FC Denver is an American Soccer Club based in Denver, Colorado. The club plays in the Colorado Premier League (under USASA umbrella) and participates in regional and national tournaments the U.S. Open Cup, The Las Vegas Silver Mug, and Colorado State Cup tournaments. Previously, the club participated in the Premier Arena Soccer League between 2012 and 2014. The club has five men's teams (Premier, United, U19, Masters (Over-30), & Legends (Over-30)). Although the club's crest honors the colors of Denver's city flag, the club wears its traditional colors of green, white, and black.

History 

FC Denver was founded in winter 2005/2006 and played its first match in March 2006. FC Denver began as a single men's amateur soccer team playing in the now defunct Comets Soccer League. The club grew to four outdoor teams by 2011.

The club's top men's team, Premier, which has won the 2013 & 2015 Colorado State Cup. The win qualified them for the 2013-14 USSSA National Championships in March 2014 where they lost in the semifinals to eventual champion Colorado Rovers S.C.

During the Fall of 2017, FC Denver won three qualifying matches to qualify for the 2018 US Open Cup. FC Denver went on to win its 2018 US Open Cup Round 1 match vs Azteca FC by a 4-2 scoreline and lose 3–2 to USL team Colorado Switchbacks FC in Round. In Summer of 2018, the club announced its first youth team, a U19 team to begin league play in Spring 2019.

- Work to do -
(1) In the text on FC Denver, condense the paragraph beginning "FC Denver was founded in winter 2005/2006" into a brief list that keeps its main facts.
(2) From the text on FC Denver, return the passage starting at "FC Denver was" and ending at "teams by 2011.", copied word for word.

- Data shown -
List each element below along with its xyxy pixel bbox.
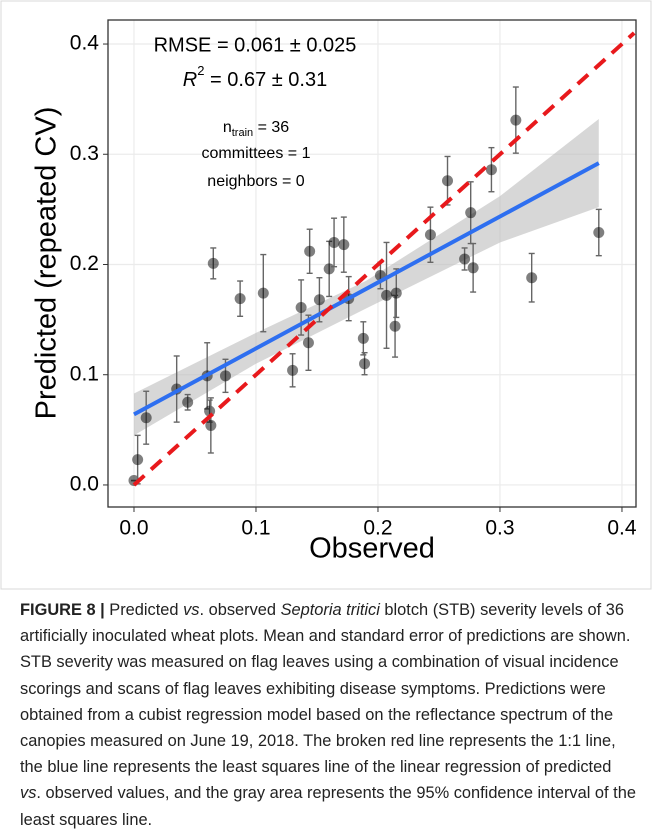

- Answers to the exercise -
(1)
- Founded in winter 2005/2006; first match in March 2006.
- Started as one men's amateur team in the now defunct Comets Soccer League.
- Had grown to four outdoor teams by 2011.

(2)
FC Denver was founded in winter 2005/2006 and played its first match in March 2006. FC Denver began as a single men's amateur soccer team playing in the now defunct Comets Soccer League. The club grew to four outdoor teams by 2011.